Given passage:
• • • • •
An 8 foot deep cold sink
Two well casings extending 19 feet deep below the cold sink fitted with passive air circulation units
Dry earth thermal mass on the roof, as well as the North, East, and West walls that is disconnected from surrounding soil by a polyethylene membrane “umbrella”
Inflow of household greywater at or above room temperature
A south facing glass wall measuring 10 feet by 5.5 feet, sloped perpendicular to the angle of the sun at solar noon on February 1st

Will be sufficient to keep a greenhouse with interior dimensions of 10 feet by 9.5 feet above 50 degrees and below 92 degrees year-round in Western Montana at an elevation of 3200 feet above sea level.

Possible failure modes and potential mitigation steps include:

If the internal temperature of the greenhouse drops below 50 degrees while all vents and doors are appropriately sealed, then we will begin installation of either an active thermal curtain to reduce radiative heat loss from the glazing, or an active air circulation system.
• • • • •
Problem requirements:
Set down, word for word, the stretch of the greenhouse design text from "Will be sufficient" through "above sea level.".

Provided material:
• • • • •
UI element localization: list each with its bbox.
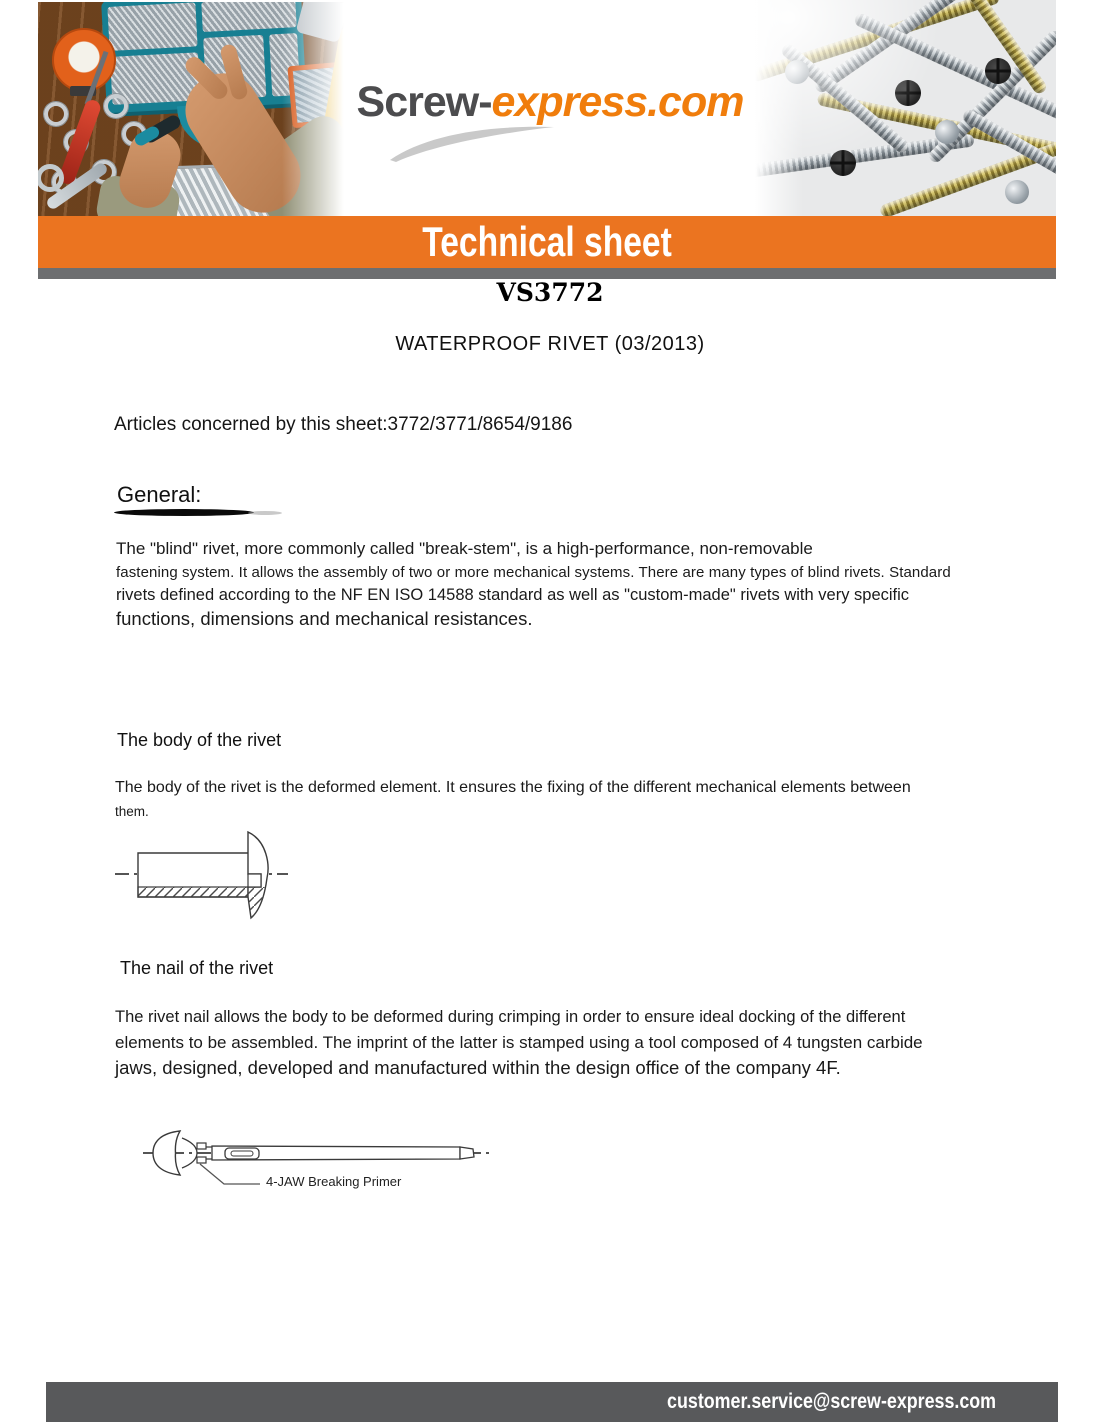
• • • • •
Exercise result:
Will be sufficient to keep a greenhouse with interior dimensions of 10 feet by 9.5 feet above 50 degrees and below 92 degrees year-round in Western Montana at an elevation of 3200 feet above sea level.